# long time cat owner first time poster.



## cdj1975 (Feb 28, 2012)

I have a grey and white male tuxedo cat named Alex that showed up at the place where I worked nine years ago and adopted me. He has been my little buddy and an only cat for all that time. A couple of days a calico kitten showed up under my porch cold and hungry and very friendly. She is around three months old so I figure someone dumped her. being the softy that I am I took the cat to the vet and brought her inside. I have one problem Alex is not happy about the situation and hisses and growls at me, normally he is a lap cat and very friendly.


----------



## cdj1975 (Feb 28, 2012)

A little more info Alex has been my cat or better stated I have been his person since he was a kitten he will go through the house and cry if I'm not home at night. My wife found that if she leaves a light on he will wait up for me and not cry. 
Its only been a couple of days but since the arrival of the kitten he had hissed and growled at me.
is it fair to Alex to keep the kitten or should I find a good home for it?


----------



## chuck72 (Jan 30, 2012)

Hi and welcome to the forum! I hope you like it here. Sounds like Alex is an awesome kitty. That is a tough call on your new kitten. Has Alex actually had a face to face yet with the new girl? I have read/seen vids of adult cats adopting newcomers and becoming best buddies.

We are thinking of becoming kitty foster parents, but our kitty is definitely the queen. We are going to be super cautious and put our kitty first. Cats are masters of the cold shoulder lol, I hope Alex warms back up to you soon.


----------



## cdj1975 (Feb 28, 2012)

Alex and Snickers had their first face to fact. Snickers puffed up and Alex just laid down after a couple of minutes Snickers laid down too. Alex meowed at snickers then walked off. Alex still isn't happy with me though.


----------



## GhostTown (Jan 12, 2012)

cdj, if you continue to have problems you might try this product: FELIWAY - Official Site

I cannot vouch for it yet, but I've seen that a lot of people have recommended it for these sort of situations. Supposedly the spray works much better than wall plug ins. I ordered a bottle of it out of curiosity yesterday to see if it might help to calm my outdoor female cat when she comes into contact with my full time indoor boys.

__MATERIAL PROVIDED__:
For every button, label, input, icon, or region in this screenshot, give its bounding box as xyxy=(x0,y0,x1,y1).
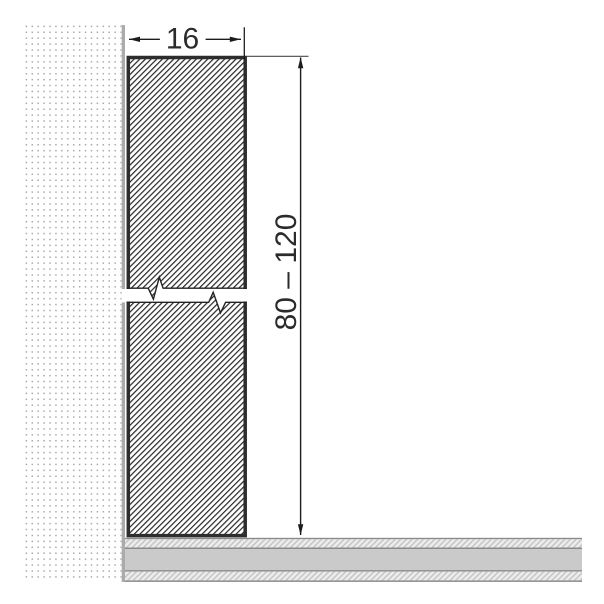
svg-text:16: 16 xyxy=(166,23,199,56)
svg-text:80 – 120: 80 – 120 xyxy=(270,214,303,331)
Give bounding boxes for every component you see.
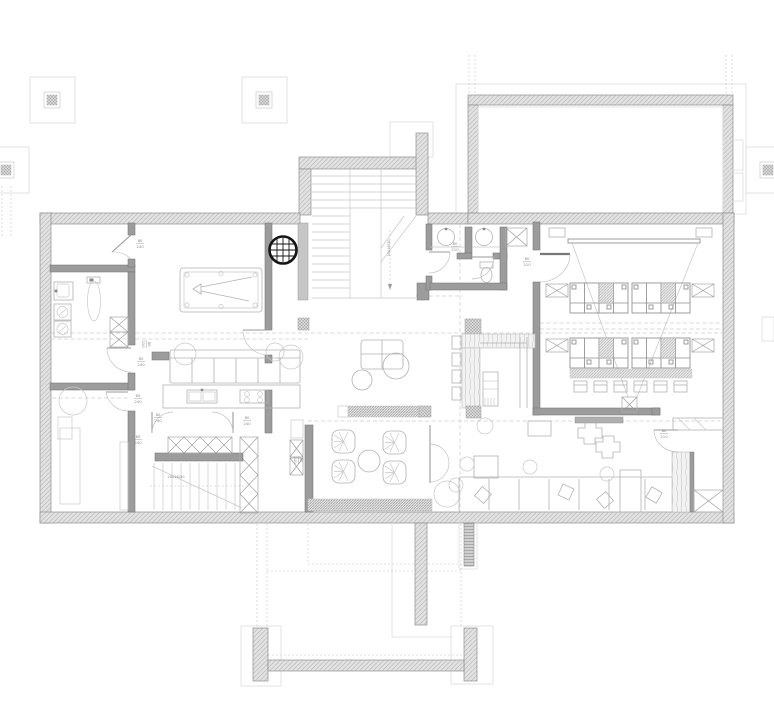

__THE TASKS__:
a. Copy the forum thread about the new kitten word for word, from "I have a grey" up to and including "and not cry.".
b. Continue the thread about Alex and the calico kitten, picking up after its final post.

__RESPONSES FOR EACH TASK__:
a.
I have a grey and white male tuxedo cat named Alex that showed up at the place where I worked nine years ago and adopted me. He has been my little buddy and an only cat for all that time. A couple of days a calico kitten showed up under my porch cold and hungry and very friendly. She is around three months old so I figure someone dumped her. being the softy that I am I took the cat to the vet and brought her inside. I have one problem Alex is not happy about the situation and hisses and growls at me, normally he is a lap cat and very friendly.


----------



## cdj1975 (Feb 28, 2012)

A little more info Alex has been my cat or better stated I have been his person since he was a kitten he will go through the house and cry if I'm not home at night. My wife found that if she leaves a light on he will wait up for me and not cry.

b.
I have a 10 year old black tuxedo named Oscar that has a similar story as your Alex. I hope everything works out for you.


----------



## cooncatbob (May 27, 2011)

Here's a link to a good article on introducing a new car.
Cat-to-Cat Introductions | Little Big Cat


----------



## cdj1975 (Feb 28, 2012)

It's looking better. Alex is still afraid of Snickers but he is showing more curiosity towards her now. he still hisses at me once in a while but he will at least purr again once in a while when I pet him. Lots of cat treats have been dished out.


----------



## cdj1975 (Feb 28, 2012)

put some picts of the cats in my profile.


----------



## chuck72 (Jan 30, 2012)

I checked out the pics of your cats. Snickers is a beauty - very appropriate name with those colors. I like the pic of Alex looking down on you lol.


----------



## madamefifi (Apr 30, 2011)

I'm glad Alex seems to be accepting the new kitten! Sometimes introducing a new cat can be difficult but it sounds like they'll get used to each other without too much drama. As the kitten gets comfortable she'll no doubt harass Alex so just make sure she doesn't overwhelm him with her relentless kitten-love!


----------



## xfrozen (Mar 4, 2012)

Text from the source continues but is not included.